[INPUT RECORDS start]

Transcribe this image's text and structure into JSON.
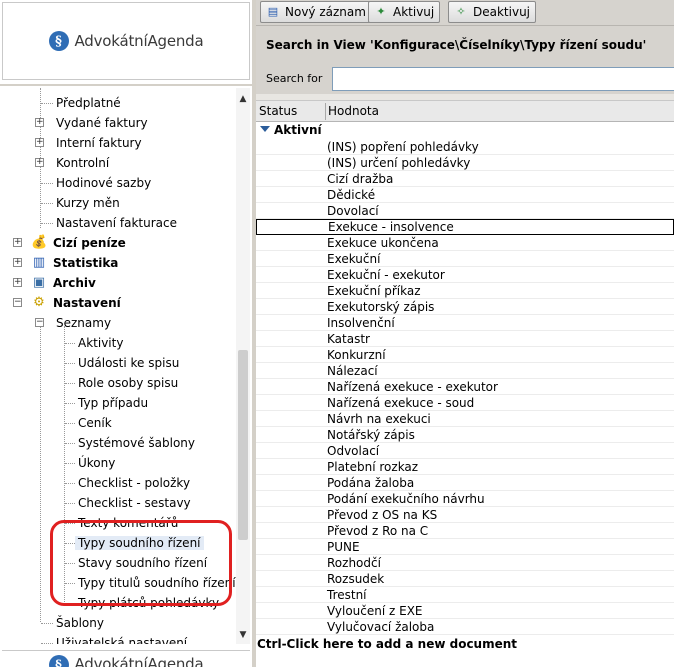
{
  "app": {
    "logo_brand": "Advokátní",
    "logo_brand2": "Agenda",
    "logo_mark": "§"
  },
  "toolbar": {
    "new_record": "Nový záznam",
    "activate": "Aktivuj",
    "deactivate": "Deaktivuj"
  },
  "search": {
    "title": "Search in View 'Konfigurace\\Číselníky\\Typy řízení soudu'",
    "label": "Search for",
    "value": ""
  },
  "grid": {
    "col_status": "Status",
    "col_value": "Hodnota",
    "group_label": "Aktivní",
    "rows": [
      "(INS) popření pohledávky",
      "(INS) určení pohledávky",
      "Cizí dražba",
      "Dědické",
      "Dovolací",
      "Exekuce - insolvence",
      "Exekuce ukončena",
      "Exekuční",
      "Exekuční - exekutor",
      "Exekuční příkaz",
      "Exekutorský zápis",
      "Insolvenční",
      "Katastr",
      "Konkurzní",
      "Nálezací",
      "Nařízená exekuce - exekutor",
      "Nařízená exekuce - soud",
      "Návrh na exekuci",
      "Notářský zápis",
      "Odvolací",
      "Platební rozkaz",
      "Podána žaloba",
      "Podání exekučního návrhu",
      "Převod z OS na KS",
      "Převod z Ro na C",
      "PUNE",
      "Rozhodčí",
      "Rozsudek",
      "Trestní",
      "Vyloučení z EXE",
      "Vylučovací žaloba"
    ],
    "focused_row": "Exekuce - insolvence",
    "footer_hint": "Ctrl-Click here to add a new document"
  },
  "tree": {
    "items": [
      {
        "label": "Předplatné"
      },
      {
        "label": "Vydané faktury"
      },
      {
        "label": "Interní faktury"
      },
      {
        "label": "Kontrolní"
      },
      {
        "label": "Hodinové sazby"
      },
      {
        "label": "Kurzy měn"
      },
      {
        "label": "Nastavení fakturace"
      },
      {
        "label": "Cizí peníze"
      },
      {
        "label": "Statistika"
      },
      {
        "label": "Archiv"
      },
      {
        "label": "Nastavení"
      },
      {
        "label": "Seznamy"
      },
      {
        "label": "Aktivity"
      },
      {
        "label": "Události ke spisu"
      },
      {
        "label": "Role osoby spisu"
      },
      {
        "label": "Typ případu"
      },
      {
        "label": "Ceník"
      },
      {
        "label": "Systémové šablony"
      },
      {
        "label": "Úkony"
      },
      {
        "label": "Checklist - položky"
      },
      {
        "label": "Checklist - sestavy"
      },
      {
        "label": "Texty komentářů"
      },
      {
        "label": "Typy soudního řízení"
      },
      {
        "label": "Stavy soudního řízení"
      },
      {
        "label": "Typy titulů soudního řízení"
      },
      {
        "label": "Typy plátců pohledávky"
      },
      {
        "label": "Šablony"
      },
      {
        "label": "Uživatelská nastavení"
      }
    ]
  },
  "colors": {
    "highlight_ring": "#e02020",
    "toolbar_bg": "#d6d3ce",
    "selected_bg": "#e3ebf6"
  }
}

[INPUT RECORDS end]

From the entries above, copy every line that holds the word "Nařízená".

## THE OUTPUT
      "Nařízená exekuce - exekutor",
      "Nařízená exekuce - soud",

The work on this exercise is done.